[Stored data entries]
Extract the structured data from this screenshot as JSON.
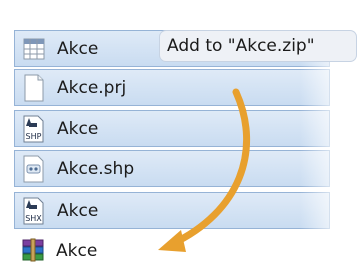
{
  "files": [
    {
      "label": "Akce",
      "icon": "table-file-icon"
    },
    {
      "label": "Akce.prj",
      "icon": "blank-document-icon"
    },
    {
      "label": "Akce",
      "icon": "shp-file-icon"
    },
    {
      "label": "Akce.shp",
      "icon": "settings-document-icon"
    },
    {
      "label": "Akce",
      "icon": "shx-file-icon"
    },
    {
      "label": "Akce",
      "icon": "winrar-archive-icon"
    }
  ],
  "tooltip": {
    "text": "Add to \"Akce.zip\""
  },
  "icons": {
    "shp_tag": "SHP",
    "shx_tag": "SHX"
  },
  "colors": {
    "selection": "#c9dcf1",
    "arrow": "#e8a02e"
  }
}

*Task brief*:
Go through the material and select each line with the string "document" in it.

*Task solution*:
      "icon": "blank-document-icon"
      "icon": "settings-document-icon"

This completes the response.